Speech-recognition software has been waiting in the wings for so long, you do have to wonder if it will ever make centre stage.
Technical problems have hindered the technology from its conception at Bell Labs in 1952, when researchers invented a system that recognised spoken numbers over a phone.
A lot of improvements have flowed under the bridge since then, with the technology now popular in call centers, directory assistance services and voice portals - speech-driven data services supplying the likes of airline arrival/departure information, weather forecasts etc.
Opus Research and Datamonitor are predicting big things for the technology - particularly in the area of voice-driven mobile search. Search terms are spoken into a mobile device, rather than typed in. The improved technology along with falling costs of processing power and storage capacity has made this area of the technology more accurate for businesses to use in communicating with customers
Locally the Inland Revenue Department uses a voice portal for customers to secure tax returns. After a letter notifying me of a tax return I rang the IRD phone number to connect to the portal. An automated voice service asked me to say my IRD number, and repeated it back to me. Then the portal asked me to say yes to confirm my bank account number nominated in the letter was the one I wanted the money deposited in. The hardest part was to resist the urge to thank the automated machine/voice that had so kindly agreed to put money in my bank account - instead I just hung up.
That’s all well and good with speech recognition being utilised over the telephone and as a search device on mobile applications. Though its use in the car, in the office and at home has some severe human limitations.
An 20-year-old driver is hurtling down a winding country road at night when his drunken mate in the back seat screams out ”lights-off”. Not funny and quite possibly fatal. And as for your suburban dad zipping down the highway, how will he react when his wife decides the wipers should be on now because it is raining hard enough for her.
The two examples are why I believe speech recognition in a car is a no-brainer. The driver loses control of some basic functions and I personally wouldn’t want a bar of that technology in any car I was driving.
And at the office, you might like to finish your day by saying ”computer off”. Just don’t say it loudly or you might turn off your fellow-workers’ PCs.

Item position entries
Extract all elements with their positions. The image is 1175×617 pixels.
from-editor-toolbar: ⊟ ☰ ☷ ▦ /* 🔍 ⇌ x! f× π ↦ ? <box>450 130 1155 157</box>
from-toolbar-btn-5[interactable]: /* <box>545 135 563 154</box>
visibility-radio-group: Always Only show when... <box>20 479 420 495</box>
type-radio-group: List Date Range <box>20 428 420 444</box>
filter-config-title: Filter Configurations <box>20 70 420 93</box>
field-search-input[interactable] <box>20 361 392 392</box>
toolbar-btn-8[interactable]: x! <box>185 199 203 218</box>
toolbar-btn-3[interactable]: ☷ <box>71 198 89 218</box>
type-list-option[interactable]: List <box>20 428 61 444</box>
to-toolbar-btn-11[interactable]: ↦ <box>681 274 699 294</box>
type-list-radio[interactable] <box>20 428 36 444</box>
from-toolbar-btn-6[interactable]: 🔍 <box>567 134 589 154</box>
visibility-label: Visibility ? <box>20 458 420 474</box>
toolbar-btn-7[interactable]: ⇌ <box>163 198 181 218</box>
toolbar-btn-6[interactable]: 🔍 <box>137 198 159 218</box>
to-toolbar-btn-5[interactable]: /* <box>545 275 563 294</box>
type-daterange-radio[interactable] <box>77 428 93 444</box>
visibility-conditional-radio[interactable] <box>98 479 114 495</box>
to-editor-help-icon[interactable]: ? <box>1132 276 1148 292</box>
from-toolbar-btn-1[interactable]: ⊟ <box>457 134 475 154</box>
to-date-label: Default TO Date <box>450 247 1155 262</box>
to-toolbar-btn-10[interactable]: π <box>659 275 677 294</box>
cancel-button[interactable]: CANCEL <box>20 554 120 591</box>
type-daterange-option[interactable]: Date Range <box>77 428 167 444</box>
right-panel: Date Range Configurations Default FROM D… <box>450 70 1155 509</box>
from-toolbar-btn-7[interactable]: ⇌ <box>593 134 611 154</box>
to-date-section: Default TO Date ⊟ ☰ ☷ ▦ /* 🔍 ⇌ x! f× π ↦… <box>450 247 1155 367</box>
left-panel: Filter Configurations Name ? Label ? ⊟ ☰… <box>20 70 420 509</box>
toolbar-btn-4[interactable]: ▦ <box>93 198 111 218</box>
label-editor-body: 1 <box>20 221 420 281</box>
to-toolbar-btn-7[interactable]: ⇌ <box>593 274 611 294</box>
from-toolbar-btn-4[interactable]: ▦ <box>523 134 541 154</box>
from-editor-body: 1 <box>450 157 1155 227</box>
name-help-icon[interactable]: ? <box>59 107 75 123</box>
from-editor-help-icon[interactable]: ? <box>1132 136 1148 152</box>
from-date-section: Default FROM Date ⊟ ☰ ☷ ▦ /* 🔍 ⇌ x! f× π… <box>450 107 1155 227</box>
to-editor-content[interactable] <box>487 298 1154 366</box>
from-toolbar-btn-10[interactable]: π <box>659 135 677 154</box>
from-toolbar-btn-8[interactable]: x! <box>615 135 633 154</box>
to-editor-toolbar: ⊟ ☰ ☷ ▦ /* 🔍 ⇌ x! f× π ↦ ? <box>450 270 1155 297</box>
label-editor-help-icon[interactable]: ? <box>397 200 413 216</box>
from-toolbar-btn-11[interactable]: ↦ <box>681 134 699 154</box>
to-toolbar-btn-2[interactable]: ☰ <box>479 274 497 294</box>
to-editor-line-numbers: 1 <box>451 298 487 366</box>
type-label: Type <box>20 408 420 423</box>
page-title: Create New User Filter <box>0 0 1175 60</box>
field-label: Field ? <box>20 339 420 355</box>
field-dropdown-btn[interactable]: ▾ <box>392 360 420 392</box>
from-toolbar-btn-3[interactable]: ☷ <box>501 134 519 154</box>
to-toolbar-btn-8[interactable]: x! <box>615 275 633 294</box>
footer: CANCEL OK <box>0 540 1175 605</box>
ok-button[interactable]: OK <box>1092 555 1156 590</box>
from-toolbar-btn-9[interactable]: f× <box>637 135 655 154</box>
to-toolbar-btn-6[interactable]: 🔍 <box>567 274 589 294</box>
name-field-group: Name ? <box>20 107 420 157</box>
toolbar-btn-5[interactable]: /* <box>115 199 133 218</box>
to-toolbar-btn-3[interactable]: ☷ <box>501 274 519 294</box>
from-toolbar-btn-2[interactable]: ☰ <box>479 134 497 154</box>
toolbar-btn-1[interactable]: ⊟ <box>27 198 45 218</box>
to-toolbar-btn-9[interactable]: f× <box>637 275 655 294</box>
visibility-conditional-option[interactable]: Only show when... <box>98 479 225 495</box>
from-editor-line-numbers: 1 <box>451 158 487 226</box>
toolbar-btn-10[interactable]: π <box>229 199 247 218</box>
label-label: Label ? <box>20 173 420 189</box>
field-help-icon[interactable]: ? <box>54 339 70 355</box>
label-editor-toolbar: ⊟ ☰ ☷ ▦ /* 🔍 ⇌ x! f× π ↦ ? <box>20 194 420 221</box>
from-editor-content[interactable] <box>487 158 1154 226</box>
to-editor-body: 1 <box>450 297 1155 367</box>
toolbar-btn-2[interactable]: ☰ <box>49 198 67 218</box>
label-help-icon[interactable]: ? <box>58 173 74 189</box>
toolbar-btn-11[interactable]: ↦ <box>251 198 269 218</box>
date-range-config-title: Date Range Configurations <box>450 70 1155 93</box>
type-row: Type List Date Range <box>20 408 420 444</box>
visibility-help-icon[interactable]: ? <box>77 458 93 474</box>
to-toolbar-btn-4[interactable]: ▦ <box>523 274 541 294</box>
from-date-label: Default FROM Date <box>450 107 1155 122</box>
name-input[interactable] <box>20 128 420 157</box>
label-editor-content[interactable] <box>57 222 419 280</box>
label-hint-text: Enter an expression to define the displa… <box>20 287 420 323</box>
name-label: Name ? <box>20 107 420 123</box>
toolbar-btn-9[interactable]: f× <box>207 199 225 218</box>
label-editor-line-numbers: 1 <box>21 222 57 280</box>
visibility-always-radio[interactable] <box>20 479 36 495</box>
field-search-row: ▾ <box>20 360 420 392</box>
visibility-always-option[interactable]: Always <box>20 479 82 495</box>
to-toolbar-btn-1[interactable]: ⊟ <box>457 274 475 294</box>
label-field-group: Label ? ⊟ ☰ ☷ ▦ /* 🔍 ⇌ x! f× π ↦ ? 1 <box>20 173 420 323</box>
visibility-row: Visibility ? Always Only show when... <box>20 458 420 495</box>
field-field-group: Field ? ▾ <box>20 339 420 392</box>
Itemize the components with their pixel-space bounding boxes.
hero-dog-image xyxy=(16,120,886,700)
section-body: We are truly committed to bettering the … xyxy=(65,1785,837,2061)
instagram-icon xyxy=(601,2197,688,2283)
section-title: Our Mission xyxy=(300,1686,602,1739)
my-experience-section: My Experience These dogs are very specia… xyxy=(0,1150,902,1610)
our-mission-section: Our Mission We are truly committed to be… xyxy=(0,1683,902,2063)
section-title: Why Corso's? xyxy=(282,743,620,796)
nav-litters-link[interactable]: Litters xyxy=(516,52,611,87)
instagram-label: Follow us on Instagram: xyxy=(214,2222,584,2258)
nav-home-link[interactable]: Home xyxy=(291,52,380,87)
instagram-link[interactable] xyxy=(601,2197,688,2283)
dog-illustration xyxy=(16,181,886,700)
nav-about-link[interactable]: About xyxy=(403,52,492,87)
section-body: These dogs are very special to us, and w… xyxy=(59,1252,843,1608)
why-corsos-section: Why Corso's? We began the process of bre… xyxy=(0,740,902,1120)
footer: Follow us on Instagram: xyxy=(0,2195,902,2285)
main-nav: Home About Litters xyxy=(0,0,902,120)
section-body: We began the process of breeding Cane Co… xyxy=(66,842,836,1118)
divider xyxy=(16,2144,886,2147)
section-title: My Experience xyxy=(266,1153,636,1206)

◆ **Your tasks**
a: Write out the passage of the article on speech recognition that begins at the words "Speech-recognition software has" and stops after "over a phone.".
b: According to the article on speech recognition, where and in what year was the technology first conceived?
c: Carry on writing the article on speech recognition, picking up after its final sentence.

◆ **Outputs for the tasks**
a:
Speech-recognition software has been waiting in the wings for so long, you do have to wonder if it will ever make centre stage.
Technical problems have hindered the technology from its conception at Bell Labs in 1952, when researchers invented a system that recognised spoken numbers over a phone.

b: At Bell Labs in 1952.

c:
The scenario for speech recognition uptake in the home isn’t that great either. For those living alone speech recognition for light switches, TVs, stereos etc would be a disaster. One day you’re authoritatively giving commands to your appliances and before you know it the years roll over and you’re saying out loud. ”Where is the newspaper?”, ”I must feed the cat” while alone in the house.
Consider speech-recognition technology in a house with six 20-something flatmates, (worse, five of them are graduates of Otago university!) - hmmm, I could pass on that lifestyle option
In terms of people switching devices on and off by voice commands, I think the humble physically-operated switch and its more nifty cousin, the remote control, are safe for a while longer.
And for those who think speech-recognition software will allow them to dictate the great novel that is just bursting to get out. Forget it. The best speech-recognition software that will ever be invented will not compensate for a lack of talent. If you have not been able to type your great novel, don’t think your going to be able to recite it.




Hi there,
Just wanted to shed some light on how speech is used in cars today, because I think your examples suggest that speech in cars is dangerous. If anything, speech in cars increases safety.
First off, there are voice-activated dialing capabilities, so that people are making phone calls with their voice instead of looking down at a cell phone or paging through an address list.
Secondly, there are navigation systems. Much better to enter in an address by voice than to be distracted trying to manipulate a touch screen while going down the highway.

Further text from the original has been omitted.